What to produce. Lift out each line of the data that holds "class".

Dataset records:

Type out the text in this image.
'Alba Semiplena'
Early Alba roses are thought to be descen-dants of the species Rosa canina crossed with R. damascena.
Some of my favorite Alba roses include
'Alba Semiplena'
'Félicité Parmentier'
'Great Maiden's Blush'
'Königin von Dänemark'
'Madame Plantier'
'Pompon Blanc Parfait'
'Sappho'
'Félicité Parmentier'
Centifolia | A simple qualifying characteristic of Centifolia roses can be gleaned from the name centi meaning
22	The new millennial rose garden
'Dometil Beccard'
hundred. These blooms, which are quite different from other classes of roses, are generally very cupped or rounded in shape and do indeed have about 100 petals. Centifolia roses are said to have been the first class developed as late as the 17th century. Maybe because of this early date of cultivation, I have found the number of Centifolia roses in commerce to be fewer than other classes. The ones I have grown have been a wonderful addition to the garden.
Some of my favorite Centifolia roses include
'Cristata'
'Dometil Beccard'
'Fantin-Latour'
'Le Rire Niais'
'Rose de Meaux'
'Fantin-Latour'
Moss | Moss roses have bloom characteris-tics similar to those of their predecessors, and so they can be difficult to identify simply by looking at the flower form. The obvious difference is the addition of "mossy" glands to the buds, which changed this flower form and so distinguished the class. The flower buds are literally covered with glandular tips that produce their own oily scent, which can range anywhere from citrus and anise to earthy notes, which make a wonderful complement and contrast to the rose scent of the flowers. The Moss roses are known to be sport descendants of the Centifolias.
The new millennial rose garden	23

* * *

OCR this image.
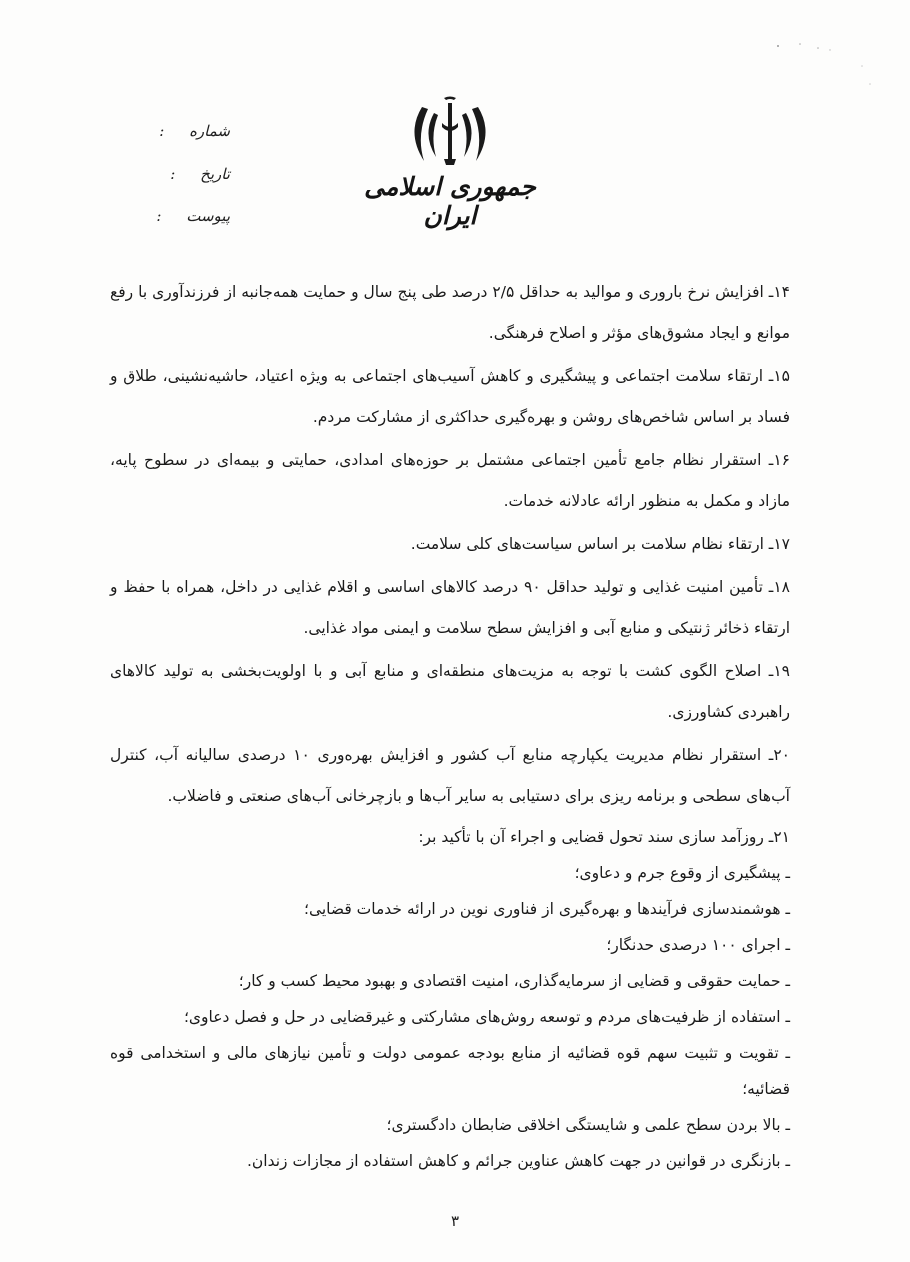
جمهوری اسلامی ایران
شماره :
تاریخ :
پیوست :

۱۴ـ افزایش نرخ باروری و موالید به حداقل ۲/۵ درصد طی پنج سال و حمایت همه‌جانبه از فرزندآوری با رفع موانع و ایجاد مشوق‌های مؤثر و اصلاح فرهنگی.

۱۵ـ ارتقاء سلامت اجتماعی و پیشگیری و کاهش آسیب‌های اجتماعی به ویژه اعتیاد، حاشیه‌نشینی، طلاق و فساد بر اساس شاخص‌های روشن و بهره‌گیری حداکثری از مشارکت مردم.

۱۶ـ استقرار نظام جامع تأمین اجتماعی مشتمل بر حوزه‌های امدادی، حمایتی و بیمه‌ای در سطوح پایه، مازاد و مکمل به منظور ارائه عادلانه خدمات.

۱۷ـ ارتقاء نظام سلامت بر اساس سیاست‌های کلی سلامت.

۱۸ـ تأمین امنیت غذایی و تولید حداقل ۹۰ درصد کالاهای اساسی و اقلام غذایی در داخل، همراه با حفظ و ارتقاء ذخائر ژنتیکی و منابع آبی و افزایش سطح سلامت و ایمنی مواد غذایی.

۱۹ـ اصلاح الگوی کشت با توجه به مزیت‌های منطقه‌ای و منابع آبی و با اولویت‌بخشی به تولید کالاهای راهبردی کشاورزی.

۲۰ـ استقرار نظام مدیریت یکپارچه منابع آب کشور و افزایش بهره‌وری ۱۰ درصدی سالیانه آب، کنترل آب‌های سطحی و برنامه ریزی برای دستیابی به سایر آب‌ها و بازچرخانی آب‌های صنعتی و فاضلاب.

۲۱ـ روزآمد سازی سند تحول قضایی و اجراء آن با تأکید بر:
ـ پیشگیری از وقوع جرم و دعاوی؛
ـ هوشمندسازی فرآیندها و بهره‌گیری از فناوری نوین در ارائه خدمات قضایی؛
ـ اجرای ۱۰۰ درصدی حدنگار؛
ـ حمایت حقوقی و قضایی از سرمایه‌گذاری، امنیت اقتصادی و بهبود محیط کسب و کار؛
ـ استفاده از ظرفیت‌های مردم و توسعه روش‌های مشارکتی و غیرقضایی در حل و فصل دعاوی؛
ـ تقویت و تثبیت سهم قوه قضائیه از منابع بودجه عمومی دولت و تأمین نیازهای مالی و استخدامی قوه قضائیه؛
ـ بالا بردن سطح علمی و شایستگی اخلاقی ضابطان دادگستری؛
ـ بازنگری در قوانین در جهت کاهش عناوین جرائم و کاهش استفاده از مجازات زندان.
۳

Solution to this task.
hundred. These blooms, which are quite different from other classes of roses, are generally very cupped or rounded in shape and do indeed have about 100 petals. Centifolia roses are said to have been the first class developed as late as the 17th century. Maybe because of this early date of cultivation, I have found the number of Centifolia roses in commerce to be fewer than other classes. The ones I have grown have been a wonderful addition to the garden.
Moss | Moss roses have bloom characteris-tics similar to those of their predecessors, and so they can be difficult to identify simply by looking at the flower form. The obvious difference is the addition of "mossy" glands to the buds, which changed this flower form and so distinguished the class. The flower buds are literally covered with glandular tips that produce their own oily scent, which can range anywhere from citrus and anise to earthy notes, which make a wonderful complement and contrast to the rose scent of the flowers. The Moss roses are known to be sport descendants of the Centifolias.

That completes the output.